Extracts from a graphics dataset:

-*-

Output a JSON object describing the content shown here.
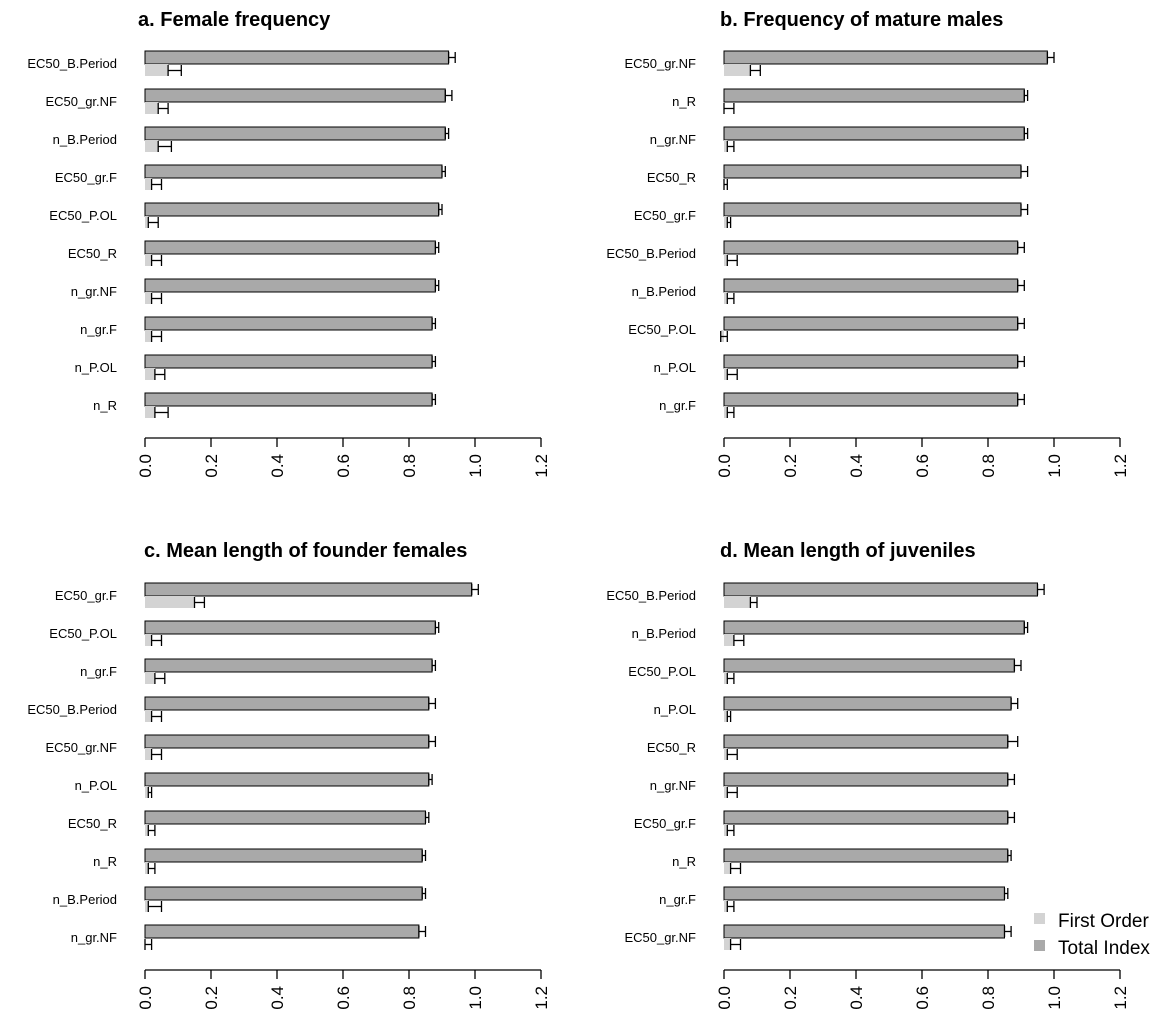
{
  "colors": {
    "first_order": "#d3d3d3",
    "total_index": "#a9a9a9",
    "axis": "#000000"
  },
  "legend": {
    "placement": "bottom-right",
    "items": [
      "First Order",
      "Total Index"
    ]
  },
  "chart_data": [
    {
      "type": "bar",
      "orientation": "horizontal",
      "title": "a. Female frequency",
      "categories": [
        "EC50_B.Period",
        "EC50_gr.NF",
        "n_B.Period",
        "EC50_gr.F",
        "EC50_P.OL",
        "EC50_R",
        "n_gr.NF",
        "n_gr.F",
        "n_P.OL",
        "n_R"
      ],
      "series": [
        {
          "name": "Total Index",
          "values": [
            0.92,
            0.91,
            0.91,
            0.9,
            0.89,
            0.88,
            0.88,
            0.87,
            0.87,
            0.87
          ],
          "err_upper": [
            0.94,
            0.93,
            0.92,
            0.91,
            0.9,
            0.89,
            0.89,
            0.88,
            0.88,
            0.88
          ]
        },
        {
          "name": "First Order",
          "values": [
            0.07,
            0.04,
            0.04,
            0.02,
            0.01,
            0.02,
            0.02,
            0.02,
            0.03,
            0.03
          ],
          "err_upper": [
            0.11,
            0.07,
            0.08,
            0.05,
            0.04,
            0.05,
            0.05,
            0.05,
            0.06,
            0.07
          ]
        }
      ],
      "xlim": [
        0,
        1.2
      ],
      "xticks": [
        "0.0",
        "0.2",
        "0.4",
        "0.6",
        "0.8",
        "1.0",
        "1.2"
      ],
      "xlabel": "",
      "ylabel": ""
    },
    {
      "type": "bar",
      "orientation": "horizontal",
      "title": "b. Frequency of mature males",
      "categories": [
        "EC50_gr.NF",
        "n_R",
        "n_gr.NF",
        "EC50_R",
        "EC50_gr.F",
        "EC50_B.Period",
        "n_B.Period",
        "EC50_P.OL",
        "n_P.OL",
        "n_gr.F"
      ],
      "series": [
        {
          "name": "Total Index",
          "values": [
            0.98,
            0.91,
            0.91,
            0.9,
            0.9,
            0.89,
            0.89,
            0.89,
            0.89,
            0.89
          ],
          "err_upper": [
            1.0,
            0.92,
            0.92,
            0.92,
            0.92,
            0.91,
            0.91,
            0.91,
            0.91,
            0.91
          ]
        },
        {
          "name": "First Order",
          "values": [
            0.08,
            0.0,
            0.01,
            0.0,
            0.01,
            0.01,
            0.01,
            -0.01,
            0.01,
            0.01
          ],
          "err_upper": [
            0.11,
            0.03,
            0.03,
            0.01,
            0.02,
            0.04,
            0.03,
            0.01,
            0.04,
            0.03
          ]
        }
      ],
      "xlim": [
        0,
        1.2
      ],
      "xticks": [
        "0.0",
        "0.2",
        "0.4",
        "0.6",
        "0.8",
        "1.0",
        "1.2"
      ],
      "xlabel": "",
      "ylabel": ""
    },
    {
      "type": "bar",
      "orientation": "horizontal",
      "title": "c. Mean length of founder females",
      "categories": [
        "EC50_gr.F",
        "EC50_P.OL",
        "n_gr.F",
        "EC50_B.Period",
        "EC50_gr.NF",
        "n_P.OL",
        "EC50_R",
        "n_R",
        "n_B.Period",
        "n_gr.NF"
      ],
      "series": [
        {
          "name": "Total Index",
          "values": [
            0.99,
            0.88,
            0.87,
            0.86,
            0.86,
            0.86,
            0.85,
            0.84,
            0.84,
            0.83
          ],
          "err_upper": [
            1.01,
            0.89,
            0.88,
            0.88,
            0.88,
            0.87,
            0.86,
            0.85,
            0.85,
            0.85
          ]
        },
        {
          "name": "First Order",
          "values": [
            0.15,
            0.02,
            0.03,
            0.02,
            0.02,
            0.01,
            0.01,
            0.01,
            0.01,
            0.0
          ],
          "err_upper": [
            0.18,
            0.05,
            0.06,
            0.05,
            0.05,
            0.02,
            0.03,
            0.03,
            0.05,
            0.02
          ]
        }
      ],
      "xlim": [
        0,
        1.2
      ],
      "xticks": [
        "0.0",
        "0.2",
        "0.4",
        "0.6",
        "0.8",
        "1.0",
        "1.2"
      ],
      "xlabel": "",
      "ylabel": ""
    },
    {
      "type": "bar",
      "orientation": "horizontal",
      "title": "d. Mean length of juveniles",
      "categories": [
        "EC50_B.Period",
        "n_B.Period",
        "EC50_P.OL",
        "n_P.OL",
        "EC50_R",
        "n_gr.NF",
        "EC50_gr.F",
        "n_R",
        "n_gr.F",
        "EC50_gr.NF"
      ],
      "series": [
        {
          "name": "Total Index",
          "values": [
            0.95,
            0.91,
            0.88,
            0.87,
            0.86,
            0.86,
            0.86,
            0.86,
            0.85,
            0.85
          ],
          "err_upper": [
            0.97,
            0.92,
            0.9,
            0.89,
            0.89,
            0.88,
            0.88,
            0.87,
            0.86,
            0.87
          ]
        },
        {
          "name": "First Order",
          "values": [
            0.08,
            0.03,
            0.01,
            0.01,
            0.01,
            0.01,
            0.01,
            0.02,
            0.01,
            0.02
          ],
          "err_upper": [
            0.1,
            0.06,
            0.03,
            0.02,
            0.04,
            0.04,
            0.03,
            0.05,
            0.03,
            0.05
          ]
        }
      ],
      "xlim": [
        0,
        1.2
      ],
      "xticks": [
        "0.0",
        "0.2",
        "0.4",
        "0.6",
        "0.8",
        "1.0",
        "1.2"
      ],
      "xlabel": "",
      "ylabel": ""
    }
  ]
}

-*-

• [DESCRIPTION OF THE TASK]: Without the pictures, transcribe the listing above exactly.

• [EXERCISE RESULT]:
Output a JSON object describing the content shown here.
{
  "colors": {
    "first_order": "#d3d3d3",
    "total_index": "#a9a9a9",
    "axis": "#000000"
  },
  "legend": {
    "placement": "bottom-right",
    "items": [
      "First Order",
      "Total Index"
    ]
  },
  "chart_data": [
    {
      "type": "bar",
      "orientation": "horizontal",
      "title": "a. Female frequency",
      "categories": [
        "EC50_B.Period",
        "EC50_gr.NF",
        "n_B.Period",
        "EC50_gr.F",
        "EC50_P.OL",
        "EC50_R",
        "n_gr.NF",
        "n_gr.F",
        "n_P.OL",
        "n_R"
      ],
      "series": [
        {
          "name": "Total Index",
          "values": [
            0.92,
            0.91,
            0.91,
            0.9,
            0.89,
            0.88,
            0.88,
            0.87,
            0.87,
            0.87
          ],
          "err_upper": [
            0.94,
            0.93,
            0.92,
            0.91,
            0.9,
            0.89,
            0.89,
            0.88,
            0.88,
            0.88
          ]
        },
        {
          "name": "First Order",
          "values": [
            0.07,
            0.04,
            0.04,
            0.02,
            0.01,
            0.02,
            0.02,
            0.02,
            0.03,
            0.03
          ],
          "err_upper": [
            0.11,
            0.07,
            0.08,
            0.05,
            0.04,
            0.05,
            0.05,
            0.05,
            0.06,
            0.07
          ]
        }
      ],
      "xlim": [
        0,
        1.2
      ],
      "xticks": [
        "0.0",
        "0.2",
        "0.4",
        "0.6",
        "0.8",
        "1.0",
        "1.2"
      ],
      "xlabel": "",
      "ylabel": ""
    },
    {
      "type": "bar",
      "orientation": "horizontal",
      "title": "b. Frequency of mature males",
      "categories": [
        "EC50_gr.NF",
        "n_R",
        "n_gr.NF",
        "EC50_R",
        "EC50_gr.F",
        "EC50_B.Period",
        "n_B.Period",
        "EC50_P.OL",
        "n_P.OL",
        "n_gr.F"
      ],
      "series": [
        {
          "name": "Total Index",
          "values": [
            0.98,
            0.91,
            0.91,
            0.9,
            0.9,
            0.89,
            0.89,
            0.89,
            0.89,
            0.89
          ],
          "err_upper": [
            1.0,
            0.92,
            0.92,
            0.92,
            0.92,
            0.91,
            0.91,
            0.91,
            0.91,
            0.91
          ]
        },
        {
          "name": "First Order",
          "values": [
            0.08,
            0.0,
            0.01,
            0.0,
            0.01,
            0.01,
            0.01,
            -0.01,
            0.01,
            0.01
          ],
          "err_upper": [
            0.11,
            0.03,
            0.03,
            0.01,
            0.02,
            0.04,
            0.03,
            0.01,
            0.04,
            0.03
          ]
        }
      ],
      "xlim": [
        0,
        1.2
      ],
      "xticks": [
        "0.0",
        "0.2",
        "0.4",
        "0.6",
        "0.8",
        "1.0",
        "1.2"
      ],
      "xlabel": "",
      "ylabel": ""
    },
    {
      "type": "bar",
      "orientation": "horizontal",
      "title": "c. Mean length of founder females",
      "categories": [
        "EC50_gr.F",
        "EC50_P.OL",
        "n_gr.F",
        "EC50_B.Period",
        "EC50_gr.NF",
        "n_P.OL",
        "EC50_R",
        "n_R",
        "n_B.Period",
        "n_gr.NF"
      ],
      "series": [
        {
          "name": "Total Index",
          "values": [
            0.99,
            0.88,
            0.87,
            0.86,
            0.86,
            0.86,
            0.85,
            0.84,
            0.84,
            0.83
          ],
          "err_upper": [
            1.01,
            0.89,
            0.88,
            0.88,
            0.88,
            0.87,
            0.86,
            0.85,
            0.85,
            0.85
          ]
        },
        {
          "name": "First Order",
          "values": [
            0.15,
            0.02,
            0.03,
            0.02,
            0.02,
            0.01,
            0.01,
            0.01,
            0.01,
            0.0
          ],
          "err_upper": [
            0.18,
            0.05,
            0.06,
            0.05,
            0.05,
            0.02,
            0.03,
            0.03,
            0.05,
            0.02
          ]
        }
      ],
      "xlim": [
        0,
        1.2
      ],
      "xticks": [
        "0.0",
        "0.2",
        "0.4",
        "0.6",
        "0.8",
        "1.0",
        "1.2"
      ],
      "xlabel": "",
      "ylabel": ""
    },
    {
      "type": "bar",
      "orientation": "horizontal",
      "title": "d. Mean length of juveniles",
      "categories": [
        "EC50_B.Period",
        "n_B.Period",
        "EC50_P.OL",
        "n_P.OL",
        "EC50_R",
        "n_gr.NF",
        "EC50_gr.F",
        "n_R",
        "n_gr.F",
        "EC50_gr.NF"
      ],
      "series": [
        {
          "name": "Total Index",
          "values": [
            0.95,
            0.91,
            0.88,
            0.87,
            0.86,
            0.86,
            0.86,
            0.86,
            0.85,
            0.85
          ],
          "err_upper": [
            0.97,
            0.92,
            0.9,
            0.89,
            0.89,
            0.88,
            0.88,
            0.87,
            0.86,
            0.87
          ]
        },
        {
          "name": "First Order",
          "values": [
            0.08,
            0.03,
            0.01,
            0.01,
            0.01,
            0.01,
            0.01,
            0.02,
            0.01,
            0.02
          ],
          "err_upper": [
            0.1,
            0.06,
            0.03,
            0.02,
            0.04,
            0.04,
            0.03,
            0.05,
            0.03,
            0.05
          ]
        }
      ],
      "xlim": [
        0,
        1.2
      ],
      "xticks": [
        "0.0",
        "0.2",
        "0.4",
        "0.6",
        "0.8",
        "1.0",
        "1.2"
      ],
      "xlabel": "",
      "ylabel": ""
    }
  ]
}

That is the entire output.